Required task >> Output the data word for word, dropping every image.

-- Begin --

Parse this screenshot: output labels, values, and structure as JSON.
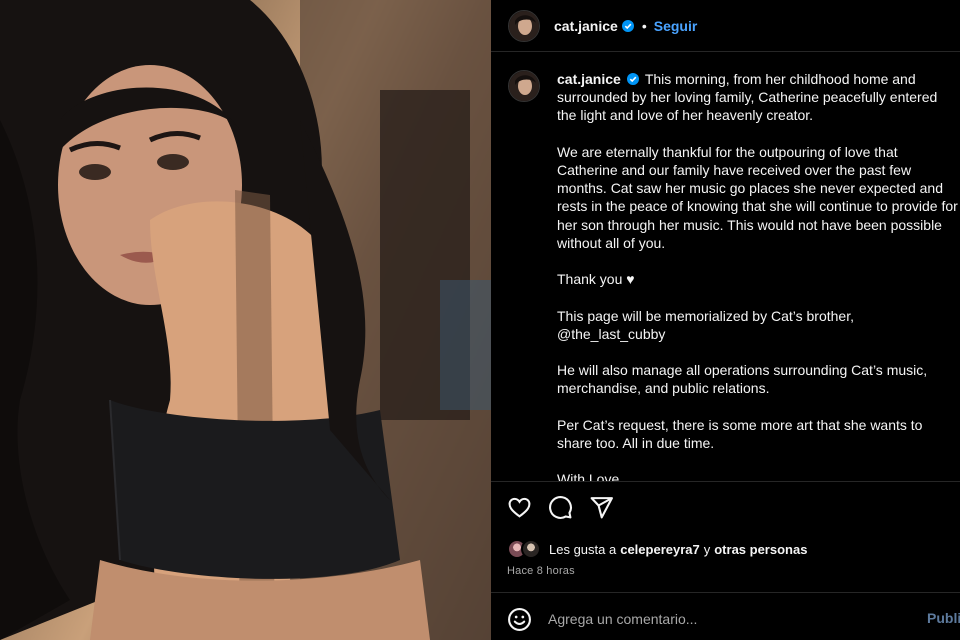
{
  "post_header": {
    "username": "cat.janice",
    "verified_icon": "verified-badge-icon",
    "separator": "•",
    "follow_label": "Seguir"
  },
  "caption": {
    "username": "cat.janice",
    "paragraphs": [
      "This morning, from her childhood home and surrounded by her loving family, Catherine peacefully entered the light and love of her heavenly creator.",
      "We are eternally thankful for the outpouring of love that Catherine and our family have received over the past few months. Cat saw her music go places she never expected and rests in the peace of knowing that she will continue to provide for her son through her music. This would not have been possible without all of you.",
      "Thank you ♥",
      "This page will be memorialized by Cat’s brother, @the_last_cubby",
      "He will also manage all operations surrounding Cat’s music, merchandise, and public relations.",
      "Per Cat’s request, there is some more art that she wants to share too. All in due time.",
      "With Love"
    ]
  },
  "actions": {
    "like_icon": "heart-icon",
    "comment_icon": "comment-icon",
    "share_icon": "send-icon"
  },
  "likes": {
    "prefix": "Les gusta a",
    "user": "celepereyra7",
    "connector": "y",
    "others": "otras personas"
  },
  "timestamp": "Hace 8 horas",
  "comment": {
    "emoji_icon": "smile-icon",
    "placeholder": "Agrega un comentario...",
    "publish_label": "Publicar"
  },
  "colors": {
    "background": "#000000",
    "text": "#f5f5f5",
    "secondary_text": "#a8a8a8",
    "follow_blue": "#4aa3ff",
    "verified_blue": "#0095f6",
    "divider": "#262626"
  }
}
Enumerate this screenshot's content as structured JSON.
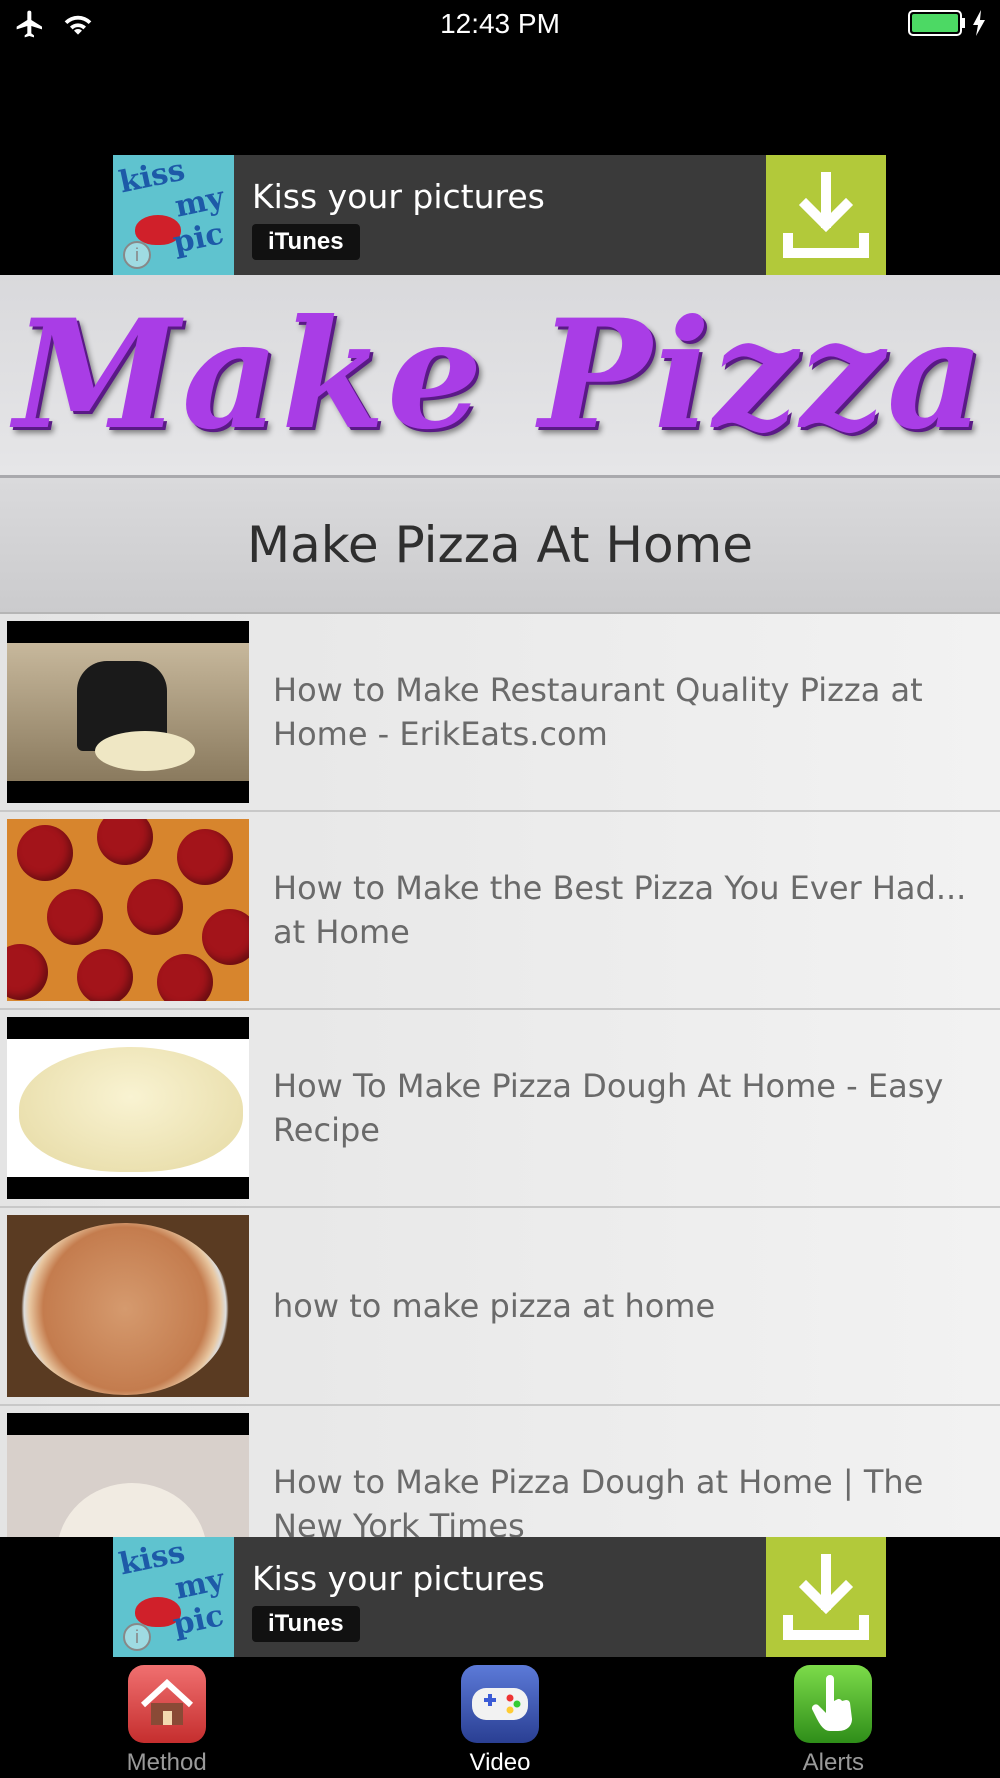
{
  "status_bar": {
    "time": "12:43 PM",
    "airplane_icon": "airplane-icon",
    "wifi_icon": "wifi-icon",
    "battery_icon": "battery-icon",
    "charging_icon": "lightning-icon"
  },
  "ad_top": {
    "logo_text": "kiss my pic",
    "title": "Kiss your pictures",
    "store": "iTunes",
    "download_icon": "download-icon",
    "accent_color": "#b2c93a"
  },
  "header": {
    "logo_text": "Make Pizza",
    "logo_color": "#a93de6"
  },
  "section": {
    "title": "Make Pizza At Home"
  },
  "videos": [
    {
      "title": "How to Make Restaurant Quality Pizza at Home - ErikEats.com"
    },
    {
      "title": "How to Make the Best Pizza You Ever Had... at Home"
    },
    {
      "title": "How To Make Pizza Dough At Home - Easy Recipe"
    },
    {
      "title": "how to make pizza at home"
    },
    {
      "title": "How to Make Pizza Dough at Home | The New York Times"
    }
  ],
  "ad_bottom": {
    "logo_text": "kiss my pic",
    "title": "Kiss your pictures",
    "store": "iTunes",
    "download_icon": "download-icon"
  },
  "tabs": [
    {
      "label": "Method",
      "icon": "home-icon",
      "active": false
    },
    {
      "label": "Video",
      "icon": "gamepad-icon",
      "active": true
    },
    {
      "label": "Alerts",
      "icon": "hand-pointer-icon",
      "active": false
    }
  ]
}
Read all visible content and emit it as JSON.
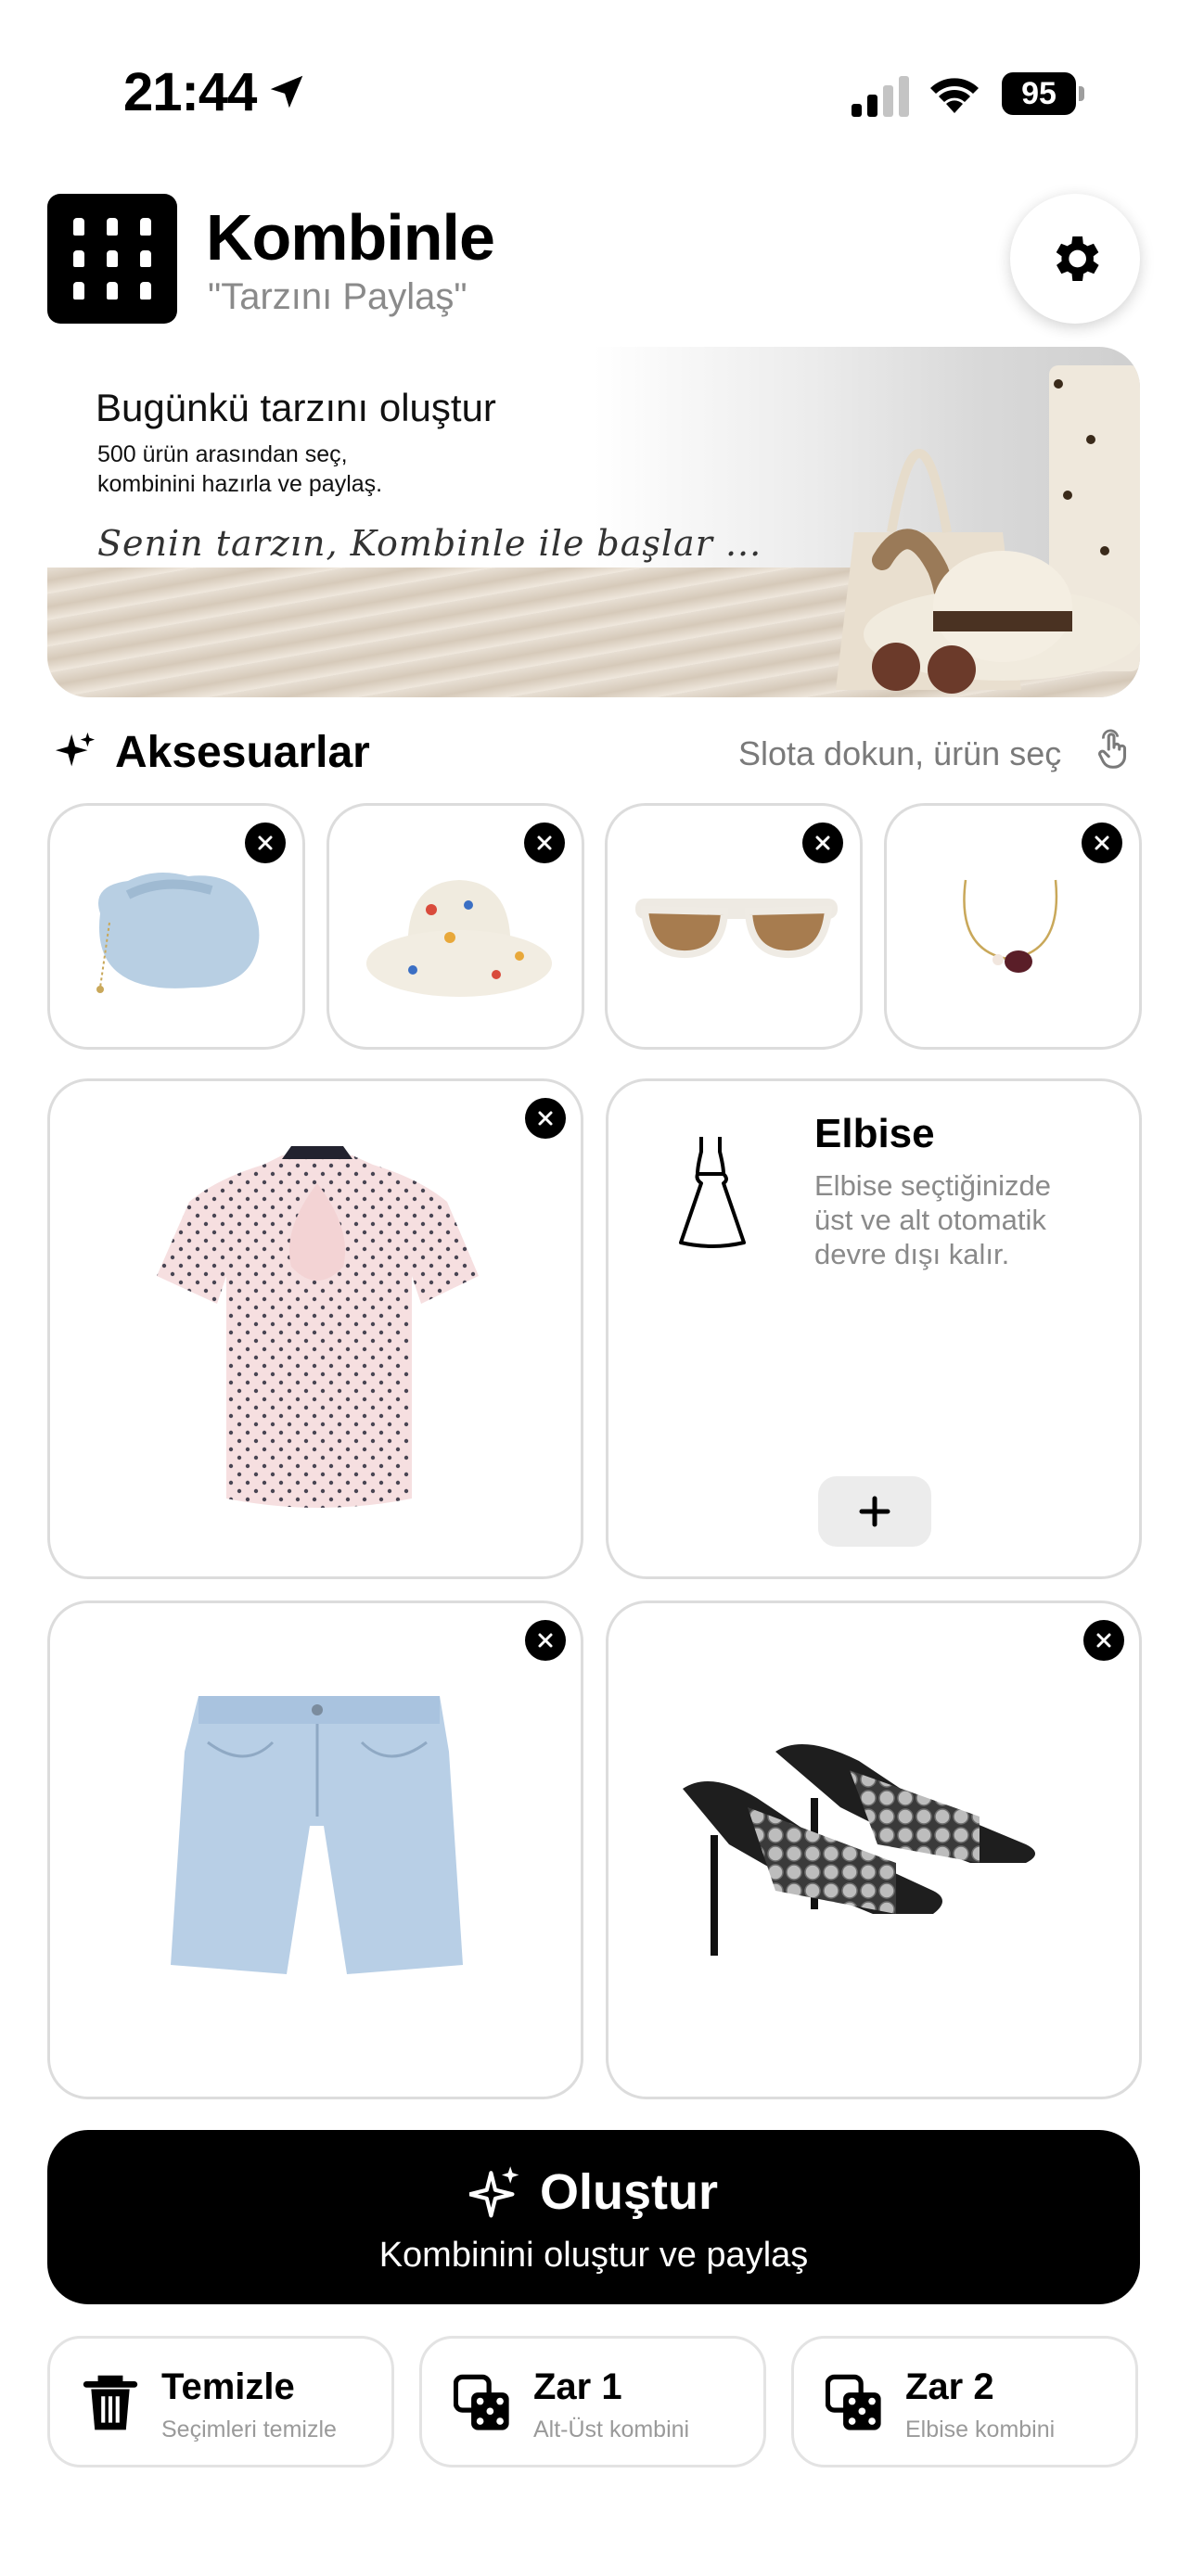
{
  "status_bar": {
    "time": "21:44",
    "battery": "95",
    "icons": [
      "location-arrow-icon",
      "signal-icon",
      "wifi-icon",
      "battery-icon"
    ]
  },
  "header": {
    "title": "Kombinle",
    "subtitle": "\"Tarzını Paylaş\"",
    "settings_icon": "gear-icon"
  },
  "banner": {
    "title": "Bugünkü tarzını oluştur",
    "subtitle_line1": "500 ürün arasından seç,",
    "subtitle_line2": "kombinini hazırla ve paylaş.",
    "tagline": "Senin tarzın, Kombinle ile başlar ..."
  },
  "accessories": {
    "title": "Aksesuarlar",
    "hint": "Slota dokun, ürün seç",
    "items": [
      {
        "name": "bag",
        "icon": "handbag-image"
      },
      {
        "name": "hat",
        "icon": "bucket-hat-image"
      },
      {
        "name": "sunglasses",
        "icon": "sunglasses-image"
      },
      {
        "name": "necklace",
        "icon": "necklace-image"
      }
    ]
  },
  "outfit": {
    "top": {
      "icon": "polka-dot-blouse-image"
    },
    "dress": {
      "title": "Elbise",
      "description": "Elbise seçtiğinizde üst ve alt otomatik devre dışı kalır.",
      "add_label": "+"
    },
    "bottom": {
      "icon": "denim-shorts-image"
    },
    "shoes": {
      "icon": "sequin-heels-image"
    }
  },
  "create_button": {
    "title": "Oluştur",
    "subtitle": "Kombinini oluştur ve paylaş"
  },
  "actions": [
    {
      "title": "Temizle",
      "subtitle": "Seçimleri temizle",
      "icon": "trash-icon"
    },
    {
      "title": "Zar 1",
      "subtitle": "Alt-Üst kombini",
      "icon": "dice-icon"
    },
    {
      "title": "Zar 2",
      "subtitle": "Elbise kombini",
      "icon": "dice-icon"
    }
  ],
  "colors": {
    "accent": "#000000",
    "muted_text": "#8a8a8a",
    "card_border": "#dcdcdc"
  }
}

-- End --

The reply >>
Parse this screenshot: output labels, values, and structure as JSON.
{
  "post_header": {
    "username": "cat.janice",
    "verified_icon": "verified-badge-icon",
    "separator": "•",
    "follow_label": "Seguir"
  },
  "caption": {
    "username": "cat.janice",
    "paragraphs": [
      "This morning, from her childhood home and surrounded by her loving family, Catherine peacefully entered the light and love of her heavenly creator.",
      "We are eternally thankful for the outpouring of love that Catherine and our family have received over the past few months. Cat saw her music go places she never expected and rests in the peace of knowing that she will continue to provide for her son through her music. This would not have been possible without all of you.",
      "Thank you ♥",
      "This page will be memorialized by Cat’s brother, @the_last_cubby",
      "He will also manage all operations surrounding Cat’s music, merchandise, and public relations.",
      "Per Cat’s request, there is some more art that she wants to share too. All in due time.",
      "With Love"
    ]
  },
  "actions": {
    "like_icon": "heart-icon",
    "comment_icon": "comment-icon",
    "share_icon": "send-icon"
  },
  "likes": {
    "prefix": "Les gusta a",
    "user": "celepereyra7",
    "connector": "y",
    "others": "otras personas"
  },
  "timestamp": "Hace 8 horas",
  "comment": {
    "emoji_icon": "smile-icon",
    "placeholder": "Agrega un comentario...",
    "publish_label": "Publicar"
  },
  "colors": {
    "background": "#000000",
    "text": "#f5f5f5",
    "secondary_text": "#a8a8a8",
    "follow_blue": "#4aa3ff",
    "verified_blue": "#0095f6",
    "divider": "#262626"
  }
}
Enumerate this screenshot's content as structured JSON.
{
  "status_bar": {
    "time": "12:43 PM",
    "airplane_icon": "airplane-icon",
    "wifi_icon": "wifi-icon",
    "battery_icon": "battery-icon",
    "charging_icon": "lightning-icon"
  },
  "ad_top": {
    "logo_text": "kiss my pic",
    "title": "Kiss your pictures",
    "store": "iTunes",
    "download_icon": "download-icon",
    "accent_color": "#b2c93a"
  },
  "header": {
    "logo_text": "Make Pizza",
    "logo_color": "#a93de6"
  },
  "section": {
    "title": "Make Pizza At Home"
  },
  "videos": [
    {
      "title": "How to Make Restaurant Quality Pizza at Home - ErikEats.com"
    },
    {
      "title": "How to Make the Best Pizza You Ever Had... at Home"
    },
    {
      "title": "How To Make Pizza Dough At Home - Easy Recipe"
    },
    {
      "title": "how to make pizza at home"
    },
    {
      "title": "How to Make Pizza Dough at Home | The New York Times"
    }
  ],
  "ad_bottom": {
    "logo_text": "kiss my pic",
    "title": "Kiss your pictures",
    "store": "iTunes",
    "download_icon": "download-icon"
  },
  "tabs": [
    {
      "label": "Method",
      "icon": "home-icon",
      "active": false
    },
    {
      "label": "Video",
      "icon": "gamepad-icon",
      "active": true
    },
    {
      "label": "Alerts",
      "icon": "hand-pointer-icon",
      "active": false
    }
  ]
}
Read all visible content and emit it as JSON.
{
  "status_bar": {
    "time": "21:44",
    "battery": "95",
    "icons": [
      "location-arrow-icon",
      "signal-icon",
      "wifi-icon",
      "battery-icon"
    ]
  },
  "header": {
    "title": "Kombinle",
    "subtitle": "\"Tarzını Paylaş\"",
    "settings_icon": "gear-icon"
  },
  "banner": {
    "title": "Bugünkü tarzını oluştur",
    "subtitle_line1": "500 ürün arasından seç,",
    "subtitle_line2": "kombinini hazırla ve paylaş.",
    "tagline": "Senin tarzın, Kombinle ile başlar ..."
  },
  "accessories": {
    "title": "Aksesuarlar",
    "hint": "Slota dokun, ürün seç",
    "items": [
      {
        "name": "bag",
        "icon": "handbag-image"
      },
      {
        "name": "hat",
        "icon": "bucket-hat-image"
      },
      {
        "name": "sunglasses",
        "icon": "sunglasses-image"
      },
      {
        "name": "necklace",
        "icon": "necklace-image"
      }
    ]
  },
  "outfit": {
    "top": {
      "icon": "polka-dot-blouse-image"
    },
    "dress": {
      "title": "Elbise",
      "description": "Elbise seçtiğinizde üst ve alt otomatik devre dışı kalır.",
      "add_label": "+"
    },
    "bottom": {
      "icon": "denim-shorts-image"
    },
    "shoes": {
      "icon": "sequin-heels-image"
    }
  },
  "create_button": {
    "title": "Oluştur",
    "subtitle": "Kombinini oluştur ve paylaş"
  },
  "actions": [
    {
      "title": "Temizle",
      "subtitle": "Seçimleri temizle",
      "icon": "trash-icon"
    },
    {
      "title": "Zar 1",
      "subtitle": "Alt-Üst kombini",
      "icon": "dice-icon"
    },
    {
      "title": "Zar 2",
      "subtitle": "Elbise kombini",
      "icon": "dice-icon"
    }
  ],
  "colors": {
    "accent": "#000000",
    "muted_text": "#8a8a8a",
    "card_border": "#dcdcdc"
  }
}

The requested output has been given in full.